SHORT EXERCISE 1 - Condense the paragraph of the perfume review that begins "How could I not love it" into two or three sentences, keeping its main facts.

EXTRACT PROVIDED -
Sunday, April 01, 2012

By Kilian Sweet Redemption (plus my ambitious Top 10!)


Just on a whim, I thought about compiling a perfume Top 10 again, a sort of all time best perfumes list, if you will (without giving away all my secrets, now). I thought about what "the best" would entail; for me, it would have to mean something indispensable from either my own wardrobe or the world of fragrance...a scent that has it all: class, beauty, sophistication and that thing that makes it memorable, or naturally likable.

This past month, I wore By Kilian Sweet Redemption: The End (L'Oeuvre Noire Collection), and feel I love it enough to replenish once my supply is completely down. The orange blossom note starts loud, sweet, spicy and sharp, like the offspring between Caron Narcisse Noir (or Blanc) and By Kilian Love, but with a piercing lime-citrus tone, before it settles into a rich, deeply honeyed, ambery, woody incense base. I love that it has none of that somewhat dusky labdanum base note found in Love by Kilian, and instead has an amber-vanillic dry down, much smoother to my senses, though in "The End", it's very sweet indeed, like fleur d'oranger candy. I appreciate that it isn't another perfumey orange blossom, as much as I've loved them over the years: Boucheron, 24, Faubourg, JPG Classique, APOM, etc. (OK, still need to test Fragile) I still like Ma Dame but I'm not always in the mood for its DKNY-esque, orange-vodka screwdriver minimalism. I could replace Narcisse Noir with Sweet Redemption, actually, maybe come holiday season.

How could I not love it, the final triumph of Kilian's masterful collection? Master perfumer Calice Becker's work is a sweet and brooding white floral, the best of both worlds, of purity and corruption, innocence and flesh. For more comparisons, it sometimes reminds me of Rich Hippie Psychedelic which reminded me of Pilar & Lucy The Exact Friction of Stars - but it's more like the new Narcisse Noir, seriously.

SHORT EXERCISE 2 - Convert everything in the records from the start down through the line containing "tshirt-diagram — [303, 463, 923, 1103]" into a JSON list of strings, one string per line, leaving out blank lines.

SUPPLIED RECORDS -
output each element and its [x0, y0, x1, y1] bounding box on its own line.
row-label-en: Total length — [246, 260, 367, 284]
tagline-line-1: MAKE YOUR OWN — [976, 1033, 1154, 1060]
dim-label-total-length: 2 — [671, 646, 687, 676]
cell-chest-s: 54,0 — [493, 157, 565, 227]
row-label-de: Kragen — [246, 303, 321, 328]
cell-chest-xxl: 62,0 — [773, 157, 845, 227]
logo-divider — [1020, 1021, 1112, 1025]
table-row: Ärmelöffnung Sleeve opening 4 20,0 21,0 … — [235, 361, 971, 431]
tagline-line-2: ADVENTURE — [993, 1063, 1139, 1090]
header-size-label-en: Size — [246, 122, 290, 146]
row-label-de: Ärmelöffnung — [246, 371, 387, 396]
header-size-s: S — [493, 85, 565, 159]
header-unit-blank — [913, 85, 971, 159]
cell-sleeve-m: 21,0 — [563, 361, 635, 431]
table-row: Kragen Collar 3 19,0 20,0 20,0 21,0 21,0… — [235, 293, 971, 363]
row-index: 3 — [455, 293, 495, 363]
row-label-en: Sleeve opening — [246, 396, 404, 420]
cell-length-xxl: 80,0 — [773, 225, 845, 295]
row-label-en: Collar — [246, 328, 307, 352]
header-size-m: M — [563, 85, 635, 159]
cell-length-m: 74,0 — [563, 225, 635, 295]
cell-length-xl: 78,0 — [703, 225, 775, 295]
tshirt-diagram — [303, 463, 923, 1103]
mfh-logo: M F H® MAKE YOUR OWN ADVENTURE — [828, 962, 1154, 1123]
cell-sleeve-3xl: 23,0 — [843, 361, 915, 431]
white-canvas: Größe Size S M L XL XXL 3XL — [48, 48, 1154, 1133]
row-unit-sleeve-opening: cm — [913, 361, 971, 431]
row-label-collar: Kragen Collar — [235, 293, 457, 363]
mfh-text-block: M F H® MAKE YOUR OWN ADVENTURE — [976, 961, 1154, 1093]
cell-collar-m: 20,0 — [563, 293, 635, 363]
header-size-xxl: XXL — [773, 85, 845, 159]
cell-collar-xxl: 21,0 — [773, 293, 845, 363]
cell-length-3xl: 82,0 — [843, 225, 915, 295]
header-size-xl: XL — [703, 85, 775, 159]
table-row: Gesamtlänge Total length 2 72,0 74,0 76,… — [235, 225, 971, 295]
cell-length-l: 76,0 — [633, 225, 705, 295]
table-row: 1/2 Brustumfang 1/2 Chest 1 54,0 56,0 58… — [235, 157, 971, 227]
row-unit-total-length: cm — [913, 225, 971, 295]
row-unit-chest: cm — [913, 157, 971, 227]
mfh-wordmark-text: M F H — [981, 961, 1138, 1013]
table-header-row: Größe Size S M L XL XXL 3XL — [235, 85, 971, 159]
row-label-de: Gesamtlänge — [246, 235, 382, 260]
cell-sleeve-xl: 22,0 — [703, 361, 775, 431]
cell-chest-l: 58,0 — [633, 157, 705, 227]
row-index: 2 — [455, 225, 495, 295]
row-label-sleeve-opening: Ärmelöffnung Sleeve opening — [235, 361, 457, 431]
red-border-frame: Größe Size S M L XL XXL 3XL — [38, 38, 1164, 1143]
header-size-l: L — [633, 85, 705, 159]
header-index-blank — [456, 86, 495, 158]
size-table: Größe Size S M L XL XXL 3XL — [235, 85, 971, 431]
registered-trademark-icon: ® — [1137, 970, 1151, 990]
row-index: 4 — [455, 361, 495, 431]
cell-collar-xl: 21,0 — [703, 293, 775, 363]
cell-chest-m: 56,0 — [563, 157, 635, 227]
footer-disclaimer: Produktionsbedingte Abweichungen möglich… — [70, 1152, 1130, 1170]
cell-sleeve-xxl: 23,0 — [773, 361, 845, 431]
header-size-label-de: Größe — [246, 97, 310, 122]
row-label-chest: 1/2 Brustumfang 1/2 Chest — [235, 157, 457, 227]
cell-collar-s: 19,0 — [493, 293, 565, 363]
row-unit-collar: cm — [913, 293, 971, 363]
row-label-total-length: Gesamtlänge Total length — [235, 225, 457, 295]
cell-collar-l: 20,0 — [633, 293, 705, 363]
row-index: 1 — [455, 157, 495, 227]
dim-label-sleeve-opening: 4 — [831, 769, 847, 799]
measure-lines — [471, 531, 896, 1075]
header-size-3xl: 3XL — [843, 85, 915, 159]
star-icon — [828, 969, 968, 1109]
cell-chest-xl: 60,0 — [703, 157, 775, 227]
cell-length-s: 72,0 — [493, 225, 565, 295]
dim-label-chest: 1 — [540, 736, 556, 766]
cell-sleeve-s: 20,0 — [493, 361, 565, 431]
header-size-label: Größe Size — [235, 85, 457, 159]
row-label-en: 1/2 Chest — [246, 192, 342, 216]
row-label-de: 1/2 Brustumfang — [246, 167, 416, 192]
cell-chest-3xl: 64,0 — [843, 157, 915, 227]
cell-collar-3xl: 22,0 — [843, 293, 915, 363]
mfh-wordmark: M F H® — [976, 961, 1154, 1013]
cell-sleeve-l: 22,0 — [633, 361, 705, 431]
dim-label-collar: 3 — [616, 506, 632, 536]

TASK OUTPUT 1 - Sweet Redemption is called the final triumph of Kilian's collection: a sweet, brooding white floral by master perfumer Calice Becker that combines purity and corruption, innocence and flesh. It sometimes recalls Rich Hippie Psychedelic, which in turn recalled Pilar & Lucy The Exact Friction of Stars, but it is more like the new Narcisse Noir.

TASK OUTPUT 2 -
[
  "output each element and its [x0, y0, x1, y1] bounding box on its own line.",
  "row-label-en: Total length — [246, 260, 367, 284]",
  "tagline-line-1: MAKE YOUR OWN — [976, 1033, 1154, 1060]",
  "dim-label-total-length: 2 — [671, 646, 687, 676]",
  "cell-chest-s: 54,0 — [493, 157, 565, 227]",
  "row-label-de: Kragen — [246, 303, 321, 328]",
  "cell-chest-xxl: 62,0 — [773, 157, 845, 227]",
  "logo-divider — [1020, 1021, 1112, 1025]",
  "table-row: Ärmelöffnung Sleeve opening 4 20,0 21,0 … — [235, 361, 971, 431]",
  "tagline-line-2: ADVENTURE — [993, 1063, 1139, 1090]",
  "header-size-label-en: Size — [246, 122, 290, 146]",
  "row-label-de: Ärmelöffnung — [246, 371, 387, 396]",
  "header-size-s: S — [493, 85, 565, 159]",
  "header-unit-blank — [913, 85, 971, 159]",
  "cell-sleeve-m: 21,0 — [563, 361, 635, 431]",
  "table-row: Kragen Collar 3 19,0 20,0 20,0 21,0 21,0… — [235, 293, 971, 363]",
  "row-index: 3 — [455, 293, 495, 363]",
  "row-label-en: Sleeve opening — [246, 396, 404, 420]",
  "cell-length-xxl: 80,0 — [773, 225, 845, 295]",
  "row-label-en: Collar — [246, 328, 307, 352]",
  "header-size-m: M — [563, 85, 635, 159]",
  "cell-length-m: 74,0 — [563, 225, 635, 295]",
  "cell-length-xl: 78,0 — [703, 225, 775, 295]",
  "tshirt-diagram — [303, 463, 923, 1103]"
]